§ **WHAT IS NEEDED**
Take every line from the listing below that contains "RESOURCES".
[Begin THE INPUT]
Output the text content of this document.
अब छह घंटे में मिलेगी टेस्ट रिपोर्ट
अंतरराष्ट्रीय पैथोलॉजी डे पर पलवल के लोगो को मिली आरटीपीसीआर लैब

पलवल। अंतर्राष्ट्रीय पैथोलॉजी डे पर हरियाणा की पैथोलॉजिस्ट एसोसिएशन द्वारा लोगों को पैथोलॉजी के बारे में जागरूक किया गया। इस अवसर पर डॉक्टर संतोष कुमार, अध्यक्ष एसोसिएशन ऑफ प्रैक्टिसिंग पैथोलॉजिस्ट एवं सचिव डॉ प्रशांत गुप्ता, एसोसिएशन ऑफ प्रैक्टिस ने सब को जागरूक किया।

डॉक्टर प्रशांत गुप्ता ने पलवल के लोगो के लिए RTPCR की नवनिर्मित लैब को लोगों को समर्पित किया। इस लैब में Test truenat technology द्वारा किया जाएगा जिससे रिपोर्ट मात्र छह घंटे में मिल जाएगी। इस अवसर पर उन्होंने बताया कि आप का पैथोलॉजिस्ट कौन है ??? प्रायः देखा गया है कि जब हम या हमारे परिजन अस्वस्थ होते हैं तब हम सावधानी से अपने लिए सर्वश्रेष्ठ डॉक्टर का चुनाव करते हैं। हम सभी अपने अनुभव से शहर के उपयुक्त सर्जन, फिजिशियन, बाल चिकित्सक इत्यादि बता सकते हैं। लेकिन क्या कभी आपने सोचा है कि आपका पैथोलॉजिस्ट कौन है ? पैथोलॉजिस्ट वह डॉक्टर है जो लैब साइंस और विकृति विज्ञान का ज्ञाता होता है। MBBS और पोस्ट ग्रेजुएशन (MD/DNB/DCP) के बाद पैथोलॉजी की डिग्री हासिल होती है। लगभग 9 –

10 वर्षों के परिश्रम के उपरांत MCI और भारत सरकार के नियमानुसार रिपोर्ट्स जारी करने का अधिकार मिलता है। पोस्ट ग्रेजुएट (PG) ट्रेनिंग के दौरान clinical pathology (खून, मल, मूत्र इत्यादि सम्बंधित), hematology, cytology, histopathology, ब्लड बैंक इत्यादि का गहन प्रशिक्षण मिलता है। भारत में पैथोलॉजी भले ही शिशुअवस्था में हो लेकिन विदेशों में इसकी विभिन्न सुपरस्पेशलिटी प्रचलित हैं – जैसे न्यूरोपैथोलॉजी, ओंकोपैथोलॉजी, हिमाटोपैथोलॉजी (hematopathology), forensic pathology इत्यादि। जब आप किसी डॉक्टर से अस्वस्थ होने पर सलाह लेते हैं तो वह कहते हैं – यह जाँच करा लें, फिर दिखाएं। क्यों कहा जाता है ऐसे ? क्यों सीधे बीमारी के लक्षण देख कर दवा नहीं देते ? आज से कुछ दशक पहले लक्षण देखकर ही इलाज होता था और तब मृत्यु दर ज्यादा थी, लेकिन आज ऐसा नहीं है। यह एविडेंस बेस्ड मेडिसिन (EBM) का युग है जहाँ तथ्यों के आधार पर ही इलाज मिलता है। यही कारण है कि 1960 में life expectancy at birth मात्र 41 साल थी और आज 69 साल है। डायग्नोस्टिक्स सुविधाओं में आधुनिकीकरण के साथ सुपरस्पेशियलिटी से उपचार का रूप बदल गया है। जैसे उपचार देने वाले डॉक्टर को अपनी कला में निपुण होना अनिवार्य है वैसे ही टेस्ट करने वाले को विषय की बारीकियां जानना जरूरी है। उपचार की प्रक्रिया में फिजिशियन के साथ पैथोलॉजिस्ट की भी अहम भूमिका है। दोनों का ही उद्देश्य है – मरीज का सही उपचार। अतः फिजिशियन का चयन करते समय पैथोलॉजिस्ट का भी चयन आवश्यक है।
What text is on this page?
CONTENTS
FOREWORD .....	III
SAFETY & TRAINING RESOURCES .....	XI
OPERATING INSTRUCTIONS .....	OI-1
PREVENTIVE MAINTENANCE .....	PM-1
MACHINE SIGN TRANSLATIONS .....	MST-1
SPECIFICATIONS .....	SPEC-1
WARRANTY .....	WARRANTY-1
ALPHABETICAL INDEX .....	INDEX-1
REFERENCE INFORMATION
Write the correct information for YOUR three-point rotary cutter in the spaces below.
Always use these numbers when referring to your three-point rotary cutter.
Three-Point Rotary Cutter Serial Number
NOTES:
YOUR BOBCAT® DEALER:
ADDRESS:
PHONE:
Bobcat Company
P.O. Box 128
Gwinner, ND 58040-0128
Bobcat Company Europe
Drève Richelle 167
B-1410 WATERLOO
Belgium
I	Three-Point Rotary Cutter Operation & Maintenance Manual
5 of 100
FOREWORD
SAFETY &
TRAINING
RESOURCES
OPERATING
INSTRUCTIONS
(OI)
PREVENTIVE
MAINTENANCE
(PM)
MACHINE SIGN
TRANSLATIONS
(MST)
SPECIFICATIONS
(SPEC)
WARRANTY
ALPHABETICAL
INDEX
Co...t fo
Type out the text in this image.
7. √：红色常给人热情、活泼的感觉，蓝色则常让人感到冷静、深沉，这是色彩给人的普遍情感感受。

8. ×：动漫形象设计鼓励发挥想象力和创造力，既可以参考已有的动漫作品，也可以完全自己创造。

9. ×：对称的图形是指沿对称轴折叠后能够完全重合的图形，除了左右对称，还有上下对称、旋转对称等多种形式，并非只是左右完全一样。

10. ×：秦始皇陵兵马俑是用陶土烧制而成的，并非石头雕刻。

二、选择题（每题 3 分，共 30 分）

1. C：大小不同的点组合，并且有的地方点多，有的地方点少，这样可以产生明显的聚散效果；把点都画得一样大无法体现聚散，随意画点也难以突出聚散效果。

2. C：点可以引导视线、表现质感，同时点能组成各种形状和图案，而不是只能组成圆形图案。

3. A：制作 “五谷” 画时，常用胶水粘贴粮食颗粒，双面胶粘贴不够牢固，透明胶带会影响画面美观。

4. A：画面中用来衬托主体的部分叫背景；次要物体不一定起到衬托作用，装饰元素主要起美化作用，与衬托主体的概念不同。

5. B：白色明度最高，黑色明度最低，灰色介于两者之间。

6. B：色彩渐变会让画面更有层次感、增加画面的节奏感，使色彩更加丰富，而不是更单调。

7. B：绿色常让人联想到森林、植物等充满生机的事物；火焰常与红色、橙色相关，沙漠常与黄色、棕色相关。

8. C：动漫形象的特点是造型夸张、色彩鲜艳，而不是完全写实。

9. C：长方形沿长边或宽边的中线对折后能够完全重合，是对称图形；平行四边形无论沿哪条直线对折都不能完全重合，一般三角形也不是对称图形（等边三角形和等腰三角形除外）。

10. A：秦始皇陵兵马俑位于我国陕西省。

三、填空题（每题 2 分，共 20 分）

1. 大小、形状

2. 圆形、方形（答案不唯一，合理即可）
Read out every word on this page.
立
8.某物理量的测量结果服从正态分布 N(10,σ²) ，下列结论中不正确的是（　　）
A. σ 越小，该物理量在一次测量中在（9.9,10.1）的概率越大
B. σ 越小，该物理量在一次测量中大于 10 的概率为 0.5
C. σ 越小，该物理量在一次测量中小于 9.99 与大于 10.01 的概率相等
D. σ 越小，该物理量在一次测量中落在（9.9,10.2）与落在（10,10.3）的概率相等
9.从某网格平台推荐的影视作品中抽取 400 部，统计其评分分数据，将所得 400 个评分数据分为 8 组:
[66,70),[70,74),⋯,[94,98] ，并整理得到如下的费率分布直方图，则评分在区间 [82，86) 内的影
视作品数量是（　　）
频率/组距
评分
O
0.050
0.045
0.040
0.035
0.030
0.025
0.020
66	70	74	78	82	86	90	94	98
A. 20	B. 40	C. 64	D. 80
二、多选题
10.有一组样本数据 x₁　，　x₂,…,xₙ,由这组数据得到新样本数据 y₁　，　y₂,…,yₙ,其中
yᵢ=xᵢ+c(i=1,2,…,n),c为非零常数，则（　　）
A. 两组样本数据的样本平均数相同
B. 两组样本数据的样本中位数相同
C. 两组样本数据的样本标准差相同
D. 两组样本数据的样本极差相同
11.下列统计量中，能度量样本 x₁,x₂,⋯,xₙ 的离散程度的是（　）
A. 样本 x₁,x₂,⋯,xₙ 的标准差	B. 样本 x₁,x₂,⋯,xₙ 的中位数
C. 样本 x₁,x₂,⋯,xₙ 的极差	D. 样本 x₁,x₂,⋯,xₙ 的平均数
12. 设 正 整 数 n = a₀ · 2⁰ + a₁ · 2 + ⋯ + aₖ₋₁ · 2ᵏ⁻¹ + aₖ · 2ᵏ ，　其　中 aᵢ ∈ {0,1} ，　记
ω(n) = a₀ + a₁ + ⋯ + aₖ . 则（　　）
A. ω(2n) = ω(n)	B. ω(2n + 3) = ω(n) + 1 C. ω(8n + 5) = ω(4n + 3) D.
[End THE INPUT]
§ **THE REPLY**
SAFETY & TRAINING RESOURCES .....	XI
RESOURCES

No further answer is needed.